What is being asked:
Please repeat all of the listing exactly.

Figure collection entries
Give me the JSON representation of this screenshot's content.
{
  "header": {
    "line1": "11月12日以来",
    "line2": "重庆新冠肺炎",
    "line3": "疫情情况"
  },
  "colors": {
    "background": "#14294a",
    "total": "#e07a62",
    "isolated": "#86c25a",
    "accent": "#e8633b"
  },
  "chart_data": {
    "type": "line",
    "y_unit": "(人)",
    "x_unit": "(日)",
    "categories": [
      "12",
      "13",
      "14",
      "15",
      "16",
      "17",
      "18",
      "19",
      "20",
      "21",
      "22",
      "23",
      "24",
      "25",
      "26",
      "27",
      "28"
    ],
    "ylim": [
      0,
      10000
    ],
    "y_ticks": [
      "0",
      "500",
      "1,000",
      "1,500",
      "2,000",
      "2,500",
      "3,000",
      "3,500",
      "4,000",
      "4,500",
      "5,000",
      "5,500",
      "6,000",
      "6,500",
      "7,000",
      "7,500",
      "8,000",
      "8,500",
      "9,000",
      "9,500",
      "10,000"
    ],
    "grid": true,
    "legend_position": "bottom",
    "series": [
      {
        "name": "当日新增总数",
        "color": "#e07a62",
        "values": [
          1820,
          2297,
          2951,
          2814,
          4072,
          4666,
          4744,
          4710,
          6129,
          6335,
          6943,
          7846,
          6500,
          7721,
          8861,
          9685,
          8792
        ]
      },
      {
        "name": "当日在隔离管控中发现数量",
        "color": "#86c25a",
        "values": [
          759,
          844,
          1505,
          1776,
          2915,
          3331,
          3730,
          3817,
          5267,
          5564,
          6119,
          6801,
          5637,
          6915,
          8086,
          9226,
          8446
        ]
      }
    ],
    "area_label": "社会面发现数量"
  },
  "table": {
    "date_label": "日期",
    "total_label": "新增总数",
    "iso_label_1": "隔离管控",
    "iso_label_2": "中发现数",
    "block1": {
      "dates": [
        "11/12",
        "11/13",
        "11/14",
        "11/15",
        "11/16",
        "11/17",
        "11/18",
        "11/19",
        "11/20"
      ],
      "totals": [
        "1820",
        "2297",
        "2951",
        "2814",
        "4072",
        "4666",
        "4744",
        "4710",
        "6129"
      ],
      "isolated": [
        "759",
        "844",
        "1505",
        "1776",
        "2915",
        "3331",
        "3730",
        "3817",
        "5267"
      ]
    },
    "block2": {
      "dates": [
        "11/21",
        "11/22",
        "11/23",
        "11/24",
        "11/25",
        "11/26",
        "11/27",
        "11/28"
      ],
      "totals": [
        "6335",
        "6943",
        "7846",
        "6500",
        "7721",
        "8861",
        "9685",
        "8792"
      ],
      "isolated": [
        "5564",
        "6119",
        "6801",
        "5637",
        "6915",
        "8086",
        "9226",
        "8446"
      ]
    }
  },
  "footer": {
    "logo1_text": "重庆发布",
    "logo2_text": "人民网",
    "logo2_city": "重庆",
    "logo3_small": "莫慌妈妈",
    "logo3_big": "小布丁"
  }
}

Exercise solution:
Give me the JSON representation of this screenshot's content.
{
  "header": {
    "line1": "11月12日以来",
    "line2": "重庆新冠肺炎",
    "line3": "疫情情况"
  },
  "colors": {
    "background": "#14294a",
    "total": "#e07a62",
    "isolated": "#86c25a",
    "accent": "#e8633b"
  },
  "chart_data": {
    "type": "line",
    "y_unit": "(人)",
    "x_unit": "(日)",
    "categories": [
      "12",
      "13",
      "14",
      "15",
      "16",
      "17",
      "18",
      "19",
      "20",
      "21",
      "22",
      "23",
      "24",
      "25",
      "26",
      "27",
      "28"
    ],
    "ylim": [
      0,
      10000
    ],
    "y_ticks": [
      "0",
      "500",
      "1,000",
      "1,500",
      "2,000",
      "2,500",
      "3,000",
      "3,500",
      "4,000",
      "4,500",
      "5,000",
      "5,500",
      "6,000",
      "6,500",
      "7,000",
      "7,500",
      "8,000",
      "8,500",
      "9,000",
      "9,500",
      "10,000"
    ],
    "grid": true,
    "legend_position": "bottom",
    "series": [
      {
        "name": "当日新增总数",
        "color": "#e07a62",
        "values": [
          1820,
          2297,
          2951,
          2814,
          4072,
          4666,
          4744,
          4710,
          6129,
          6335,
          6943,
          7846,
          6500,
          7721,
          8861,
          9685,
          8792
        ]
      },
      {
        "name": "当日在隔离管控中发现数量",
        "color": "#86c25a",
        "values": [
          759,
          844,
          1505,
          1776,
          2915,
          3331,
          3730,
          3817,
          5267,
          5564,
          6119,
          6801,
          5637,
          6915,
          8086,
          9226,
          8446
        ]
      }
    ],
    "area_label": "社会面发现数量"
  },
  "table": {
    "date_label": "日期",
    "total_label": "新增总数",
    "iso_label_1": "隔离管控",
    "iso_label_2": "中发现数",
    "block1": {
      "dates": [
        "11/12",
        "11/13",
        "11/14",
        "11/15",
        "11/16",
        "11/17",
        "11/18",
        "11/19",
        "11/20"
      ],
      "totals": [
        "1820",
        "2297",
        "2951",
        "2814",
        "4072",
        "4666",
        "4744",
        "4710",
        "6129"
      ],
      "isolated": [
        "759",
        "844",
        "1505",
        "1776",
        "2915",
        "3331",
        "3730",
        "3817",
        "5267"
      ]
    },
    "block2": {
      "dates": [
        "11/21",
        "11/22",
        "11/23",
        "11/24",
        "11/25",
        "11/26",
        "11/27",
        "11/28"
      ],
      "totals": [
        "6335",
        "6943",
        "7846",
        "6500",
        "7721",
        "8861",
        "9685",
        "8792"
      ],
      "isolated": [
        "5564",
        "6119",
        "6801",
        "5637",
        "6915",
        "8086",
        "9226",
        "8446"
      ]
    }
  },
  "footer": {
    "logo1_text": "重庆发布",
    "logo2_text": "人民网",
    "logo2_city": "重庆",
    "logo3_small": "莫慌妈妈",
    "logo3_big": "小布丁"
  }
}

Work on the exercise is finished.